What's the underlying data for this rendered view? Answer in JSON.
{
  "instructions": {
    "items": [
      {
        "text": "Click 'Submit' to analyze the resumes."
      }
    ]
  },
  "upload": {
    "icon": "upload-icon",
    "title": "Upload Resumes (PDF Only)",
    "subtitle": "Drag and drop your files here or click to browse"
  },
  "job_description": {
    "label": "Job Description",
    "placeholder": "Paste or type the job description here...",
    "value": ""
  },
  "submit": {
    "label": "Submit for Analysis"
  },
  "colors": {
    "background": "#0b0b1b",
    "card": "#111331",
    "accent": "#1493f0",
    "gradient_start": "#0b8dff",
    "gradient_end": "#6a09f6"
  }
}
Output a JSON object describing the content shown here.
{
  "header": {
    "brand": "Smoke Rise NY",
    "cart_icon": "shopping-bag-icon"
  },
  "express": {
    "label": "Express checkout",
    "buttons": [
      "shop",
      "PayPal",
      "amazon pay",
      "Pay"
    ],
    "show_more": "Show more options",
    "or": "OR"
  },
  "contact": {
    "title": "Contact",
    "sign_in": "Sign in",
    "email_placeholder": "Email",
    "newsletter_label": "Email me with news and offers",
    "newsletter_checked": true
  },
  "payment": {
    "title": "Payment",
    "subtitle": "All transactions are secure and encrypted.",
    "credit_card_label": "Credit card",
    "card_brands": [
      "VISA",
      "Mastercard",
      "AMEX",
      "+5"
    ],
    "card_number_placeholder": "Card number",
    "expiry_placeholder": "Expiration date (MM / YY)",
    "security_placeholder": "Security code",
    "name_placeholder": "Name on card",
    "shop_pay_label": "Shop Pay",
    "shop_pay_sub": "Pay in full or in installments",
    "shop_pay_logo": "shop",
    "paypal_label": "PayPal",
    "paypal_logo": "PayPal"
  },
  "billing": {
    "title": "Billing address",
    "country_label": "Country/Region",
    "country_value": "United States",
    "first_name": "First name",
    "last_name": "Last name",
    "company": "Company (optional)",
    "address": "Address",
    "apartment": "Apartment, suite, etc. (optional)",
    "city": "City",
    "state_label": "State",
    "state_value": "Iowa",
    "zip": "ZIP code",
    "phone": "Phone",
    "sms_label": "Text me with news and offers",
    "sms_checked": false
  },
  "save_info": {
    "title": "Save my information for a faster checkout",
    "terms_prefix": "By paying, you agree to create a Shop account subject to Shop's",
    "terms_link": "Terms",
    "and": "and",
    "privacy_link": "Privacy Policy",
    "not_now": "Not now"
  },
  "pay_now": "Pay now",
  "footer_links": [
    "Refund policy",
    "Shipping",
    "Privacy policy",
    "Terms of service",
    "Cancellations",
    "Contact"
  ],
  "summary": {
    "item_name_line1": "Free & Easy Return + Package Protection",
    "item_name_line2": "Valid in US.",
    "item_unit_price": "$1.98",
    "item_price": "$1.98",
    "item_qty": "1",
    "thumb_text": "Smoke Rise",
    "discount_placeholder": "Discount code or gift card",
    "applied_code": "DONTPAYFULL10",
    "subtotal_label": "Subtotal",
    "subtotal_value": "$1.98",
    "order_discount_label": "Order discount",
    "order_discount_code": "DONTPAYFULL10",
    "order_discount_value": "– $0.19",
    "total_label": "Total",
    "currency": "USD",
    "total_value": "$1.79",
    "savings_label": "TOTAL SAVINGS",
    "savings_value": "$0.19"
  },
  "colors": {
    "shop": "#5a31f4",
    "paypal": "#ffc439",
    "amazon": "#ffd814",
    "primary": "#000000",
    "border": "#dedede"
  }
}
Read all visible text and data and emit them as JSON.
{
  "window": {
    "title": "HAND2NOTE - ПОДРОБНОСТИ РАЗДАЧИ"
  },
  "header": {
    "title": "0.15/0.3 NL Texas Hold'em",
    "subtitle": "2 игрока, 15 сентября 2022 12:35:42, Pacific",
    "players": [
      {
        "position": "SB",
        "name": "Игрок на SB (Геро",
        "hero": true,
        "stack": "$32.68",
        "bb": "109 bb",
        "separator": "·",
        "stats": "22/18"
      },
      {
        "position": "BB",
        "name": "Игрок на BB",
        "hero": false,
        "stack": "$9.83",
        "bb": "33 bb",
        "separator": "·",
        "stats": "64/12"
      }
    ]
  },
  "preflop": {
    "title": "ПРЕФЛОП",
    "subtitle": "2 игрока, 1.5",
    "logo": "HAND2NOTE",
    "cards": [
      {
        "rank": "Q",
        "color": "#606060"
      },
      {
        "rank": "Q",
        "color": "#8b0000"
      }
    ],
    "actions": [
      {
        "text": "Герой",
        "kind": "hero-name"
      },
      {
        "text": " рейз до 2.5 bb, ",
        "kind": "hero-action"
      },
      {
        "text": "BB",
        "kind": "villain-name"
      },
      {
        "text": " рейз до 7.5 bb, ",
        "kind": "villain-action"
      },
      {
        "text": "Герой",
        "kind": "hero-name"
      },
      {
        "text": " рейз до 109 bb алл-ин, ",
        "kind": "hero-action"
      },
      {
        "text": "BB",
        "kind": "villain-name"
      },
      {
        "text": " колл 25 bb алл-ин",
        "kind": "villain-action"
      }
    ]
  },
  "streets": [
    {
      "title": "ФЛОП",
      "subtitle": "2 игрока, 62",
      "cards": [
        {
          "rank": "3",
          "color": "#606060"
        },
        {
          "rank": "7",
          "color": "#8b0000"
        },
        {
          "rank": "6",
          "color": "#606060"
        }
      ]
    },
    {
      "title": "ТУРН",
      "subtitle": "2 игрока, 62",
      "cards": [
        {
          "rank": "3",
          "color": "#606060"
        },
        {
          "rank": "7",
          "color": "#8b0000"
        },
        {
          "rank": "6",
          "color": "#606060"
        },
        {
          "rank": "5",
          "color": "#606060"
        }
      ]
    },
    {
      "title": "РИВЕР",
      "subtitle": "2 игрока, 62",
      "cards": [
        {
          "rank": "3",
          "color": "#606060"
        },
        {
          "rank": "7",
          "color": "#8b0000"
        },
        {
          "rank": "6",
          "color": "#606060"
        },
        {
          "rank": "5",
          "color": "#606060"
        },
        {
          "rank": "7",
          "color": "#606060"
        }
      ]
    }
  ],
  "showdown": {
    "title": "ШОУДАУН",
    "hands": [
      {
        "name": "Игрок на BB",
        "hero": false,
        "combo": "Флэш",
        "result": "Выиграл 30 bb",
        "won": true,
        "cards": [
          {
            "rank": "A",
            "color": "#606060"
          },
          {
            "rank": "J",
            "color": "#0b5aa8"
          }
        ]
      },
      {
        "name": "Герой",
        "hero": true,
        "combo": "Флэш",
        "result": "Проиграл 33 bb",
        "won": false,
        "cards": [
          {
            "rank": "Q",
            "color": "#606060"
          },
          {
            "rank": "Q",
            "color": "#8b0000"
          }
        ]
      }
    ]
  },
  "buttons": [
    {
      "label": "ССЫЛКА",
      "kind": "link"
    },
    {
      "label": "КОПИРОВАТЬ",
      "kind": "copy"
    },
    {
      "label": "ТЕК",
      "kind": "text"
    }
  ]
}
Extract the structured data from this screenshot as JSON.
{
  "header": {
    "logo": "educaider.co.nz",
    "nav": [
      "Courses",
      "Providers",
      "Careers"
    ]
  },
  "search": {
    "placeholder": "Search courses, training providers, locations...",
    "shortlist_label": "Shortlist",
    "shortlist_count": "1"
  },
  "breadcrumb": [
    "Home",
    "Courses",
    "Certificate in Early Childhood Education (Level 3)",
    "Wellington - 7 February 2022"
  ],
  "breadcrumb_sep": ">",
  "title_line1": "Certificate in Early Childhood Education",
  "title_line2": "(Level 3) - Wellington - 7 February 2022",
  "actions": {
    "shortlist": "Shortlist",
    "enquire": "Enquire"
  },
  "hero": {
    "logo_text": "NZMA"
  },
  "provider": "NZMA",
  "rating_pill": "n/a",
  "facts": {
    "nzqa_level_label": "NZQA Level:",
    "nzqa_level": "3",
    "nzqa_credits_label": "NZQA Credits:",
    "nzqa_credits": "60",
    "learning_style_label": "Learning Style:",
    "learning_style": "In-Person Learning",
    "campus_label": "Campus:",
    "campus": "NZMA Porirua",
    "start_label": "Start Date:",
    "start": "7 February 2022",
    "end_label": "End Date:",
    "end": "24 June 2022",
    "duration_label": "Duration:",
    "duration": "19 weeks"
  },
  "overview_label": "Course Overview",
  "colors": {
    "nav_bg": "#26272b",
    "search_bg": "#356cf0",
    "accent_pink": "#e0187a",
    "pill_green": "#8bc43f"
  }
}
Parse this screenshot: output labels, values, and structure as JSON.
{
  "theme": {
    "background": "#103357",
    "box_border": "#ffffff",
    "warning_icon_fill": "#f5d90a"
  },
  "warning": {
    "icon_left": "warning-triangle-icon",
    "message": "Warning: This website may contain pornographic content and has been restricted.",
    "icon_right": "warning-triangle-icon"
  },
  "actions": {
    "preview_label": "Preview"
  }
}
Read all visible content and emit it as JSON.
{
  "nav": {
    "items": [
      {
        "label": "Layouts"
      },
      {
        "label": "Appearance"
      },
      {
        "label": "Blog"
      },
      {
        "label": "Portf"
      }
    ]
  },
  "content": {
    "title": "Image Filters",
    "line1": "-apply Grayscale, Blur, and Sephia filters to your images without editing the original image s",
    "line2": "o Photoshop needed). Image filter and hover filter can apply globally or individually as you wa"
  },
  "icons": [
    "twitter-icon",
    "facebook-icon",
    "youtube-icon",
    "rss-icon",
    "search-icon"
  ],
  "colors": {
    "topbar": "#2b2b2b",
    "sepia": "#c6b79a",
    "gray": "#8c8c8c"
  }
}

== Problem ==
Look through the entries above and list every line containing "February".

== Expected output ==
    "Wellington - 7 February 2022"
  "title_line2": "(Level 3) - Wellington - 7 February 2022",
    "start": "7 February 2022",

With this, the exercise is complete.